[Entries with figure data]
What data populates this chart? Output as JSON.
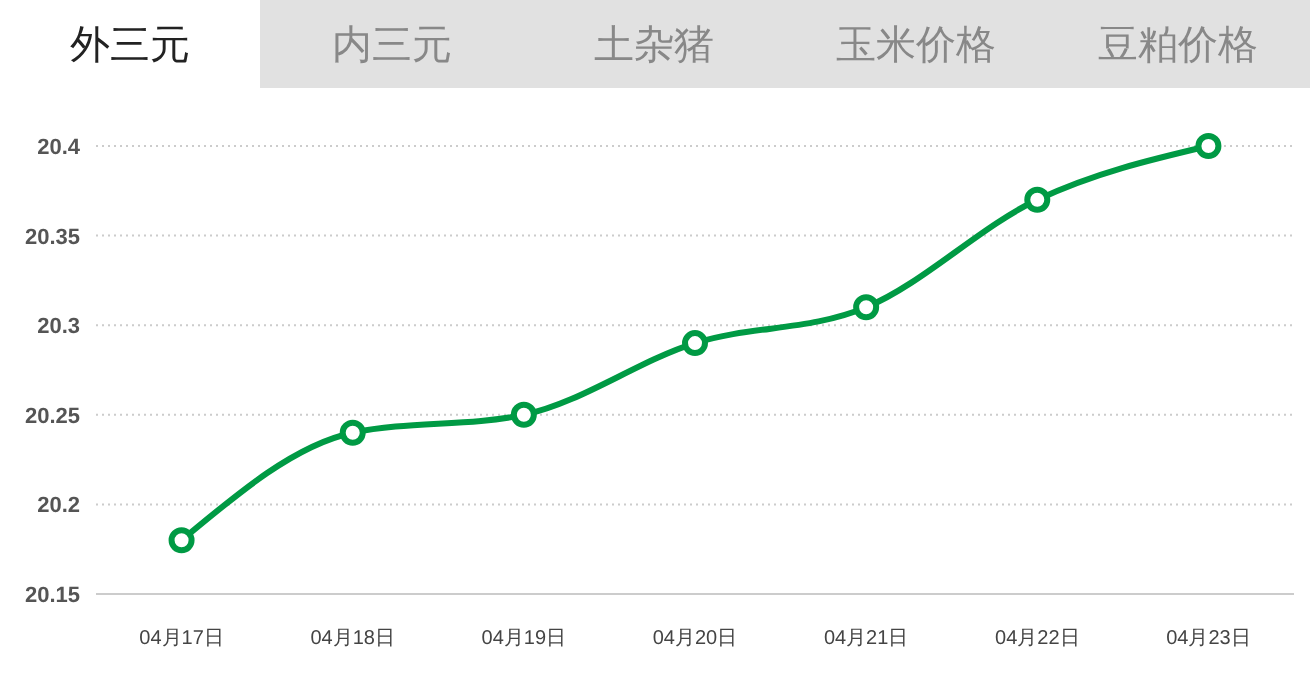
{
  "chart_data": {
    "type": "line",
    "title": "外三元",
    "annotations": [
      "内三元",
      "土杂猪",
      "玉米价格",
      "豆粕价格"
    ],
    "categories": [
      "04月17日",
      "04月18日",
      "04月19日",
      "04月20日",
      "04月21日",
      "04月22日",
      "04月23日"
    ],
    "series": [
      {
        "color": "#009a44",
        "values": [
          20.18,
          20.24,
          20.25,
          20.29,
          20.31,
          20.37,
          20.4
        ]
      }
    ],
    "ylim": [
      20.15,
      20.4
    ],
    "yticks": [
      20.15,
      20.2,
      20.25,
      20.3,
      20.35,
      20.4
    ],
    "grid": "y",
    "marker": "circle",
    "line_style": "solid"
  }
}
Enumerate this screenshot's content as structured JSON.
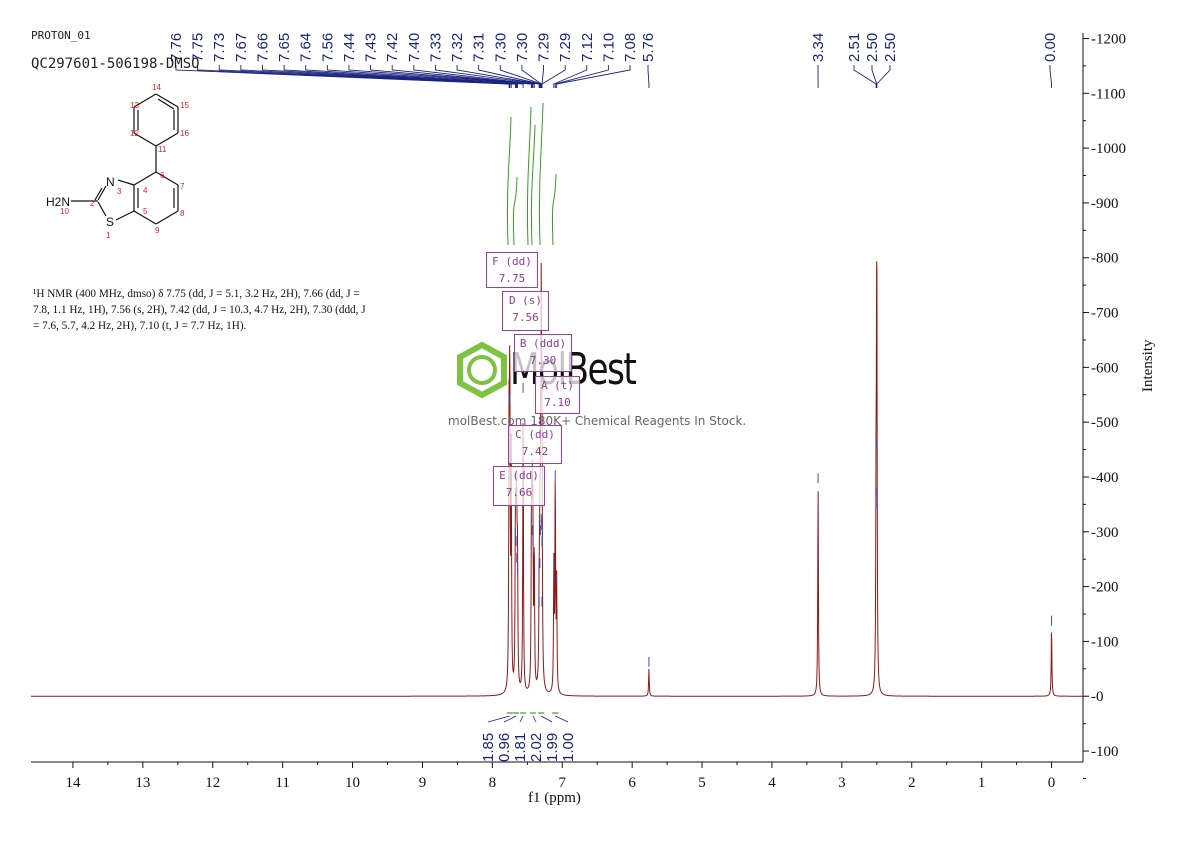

▶ PROBLEM TO WORK ON: Omit each picture, then return all of the listing exactly as it stands.

▶ TASK RESULT:
What data populates this chart? Output as JSON.
{
  "chart_data": {
    "type": "line",
    "title": "外三元",
    "annotations": [
      "内三元",
      "土杂猪",
      "玉米价格",
      "豆粕价格"
    ],
    "categories": [
      "04月17日",
      "04月18日",
      "04月19日",
      "04月20日",
      "04月21日",
      "04月22日",
      "04月23日"
    ],
    "series": [
      {
        "color": "#009a44",
        "values": [
          20.18,
          20.24,
          20.25,
          20.29,
          20.31,
          20.37,
          20.4
        ]
      }
    ],
    "ylim": [
      20.15,
      20.4
    ],
    "yticks": [
      20.15,
      20.2,
      20.25,
      20.3,
      20.35,
      20.4
    ],
    "grid": "y",
    "marker": "circle",
    "line_style": "solid"
  }
}
Enumerate this screenshot's content as structured JSON.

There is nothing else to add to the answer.